▸ **DIRECTIONS**
Output every record word for word.

▸ **Stored records**

┄┄┄┄┄┄┄┄┄┄┄┄┄┄┄┄┄┄┄┄

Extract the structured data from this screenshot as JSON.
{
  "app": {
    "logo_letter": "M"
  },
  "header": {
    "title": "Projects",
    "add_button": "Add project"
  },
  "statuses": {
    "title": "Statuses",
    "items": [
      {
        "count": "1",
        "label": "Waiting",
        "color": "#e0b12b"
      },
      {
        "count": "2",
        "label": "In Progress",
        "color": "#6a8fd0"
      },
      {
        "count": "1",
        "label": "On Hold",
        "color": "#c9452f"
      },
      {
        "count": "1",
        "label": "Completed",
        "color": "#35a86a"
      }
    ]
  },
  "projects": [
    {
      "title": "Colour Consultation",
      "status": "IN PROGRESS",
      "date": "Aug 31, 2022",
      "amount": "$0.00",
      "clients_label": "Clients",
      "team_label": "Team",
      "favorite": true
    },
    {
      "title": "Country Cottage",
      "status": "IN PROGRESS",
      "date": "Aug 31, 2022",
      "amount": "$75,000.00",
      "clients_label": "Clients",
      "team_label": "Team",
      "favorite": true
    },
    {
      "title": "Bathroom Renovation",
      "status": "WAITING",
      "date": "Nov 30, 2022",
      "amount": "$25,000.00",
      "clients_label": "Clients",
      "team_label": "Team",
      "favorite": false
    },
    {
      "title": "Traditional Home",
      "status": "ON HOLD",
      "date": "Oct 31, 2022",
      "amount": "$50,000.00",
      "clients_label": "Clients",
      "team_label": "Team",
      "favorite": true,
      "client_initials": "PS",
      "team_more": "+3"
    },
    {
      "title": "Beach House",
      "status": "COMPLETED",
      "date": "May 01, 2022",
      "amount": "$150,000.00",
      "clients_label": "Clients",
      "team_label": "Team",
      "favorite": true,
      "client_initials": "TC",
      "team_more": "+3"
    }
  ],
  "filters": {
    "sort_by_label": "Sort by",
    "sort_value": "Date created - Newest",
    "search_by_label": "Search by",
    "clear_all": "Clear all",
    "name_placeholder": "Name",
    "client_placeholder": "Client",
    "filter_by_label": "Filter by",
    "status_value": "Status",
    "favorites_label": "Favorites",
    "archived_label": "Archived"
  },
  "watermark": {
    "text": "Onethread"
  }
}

┄┄┄┄┄┄┄┄┄┄┄┄┄┄┄┄┄┄┄┄

▸ **RESPONSE**
Extract the structured data from this screenshot as JSON.
{
  "app": {
    "logo_letter": "M"
  },
  "header": {
    "title": "Projects",
    "add_button": "Add project"
  },
  "statuses": {
    "title": "Statuses",
    "items": [
      {
        "count": "1",
        "label": "Waiting",
        "color": "#e0b12b"
      },
      {
        "count": "2",
        "label": "In Progress",
        "color": "#6a8fd0"
      },
      {
        "count": "1",
        "label": "On Hold",
        "color": "#c9452f"
      },
      {
        "count": "1",
        "label": "Completed",
        "color": "#35a86a"
      }
    ]
  },
  "projects": [
    {
      "title": "Colour Consultation",
      "status": "IN PROGRESS",
      "date": "Aug 31, 2022",
      "amount": "$0.00",
      "clients_label": "Clients",
      "team_label": "Team",
      "favorite": true
    },
    {
      "title": "Country Cottage",
      "status": "IN PROGRESS",
      "date": "Aug 31, 2022",
      "amount": "$75,000.00",
      "clients_label": "Clients",
      "team_label": "Team",
      "favorite": true
    },
    {
      "title": "Bathroom Renovation",
      "status": "WAITING",
      "date": "Nov 30, 2022",
      "amount": "$25,000.00",
      "clients_label": "Clients",
      "team_label": "Team",
      "favorite": false
    },
    {
      "title": "Traditional Home",
      "status": "ON HOLD",
      "date": "Oct 31, 2022",
      "amount": "$50,000.00",
      "clients_label": "Clients",
      "team_label": "Team",
      "favorite": true,
      "client_initials": "PS",
      "team_more": "+3"
    },
    {
      "title": "Beach House",
      "status": "COMPLETED",
      "date": "May 01, 2022",
      "amount": "$150,000.00",
      "clients_label": "Clients",
      "team_label": "Team",
      "favorite": true,
      "client_initials": "TC",
      "team_more": "+3"
    }
  ],
  "filters": {
    "sort_by_label": "Sort by",
    "sort_value": "Date created - Newest",
    "search_by_label": "Search by",
    "clear_all": "Clear all",
    "name_placeholder": "Name",
    "client_placeholder": "Client",
    "filter_by_label": "Filter by",
    "status_value": "Status",
    "favorites_label": "Favorites",
    "archived_label": "Archived"
  },
  "watermark": {
    "text": "Onethread"
  }
}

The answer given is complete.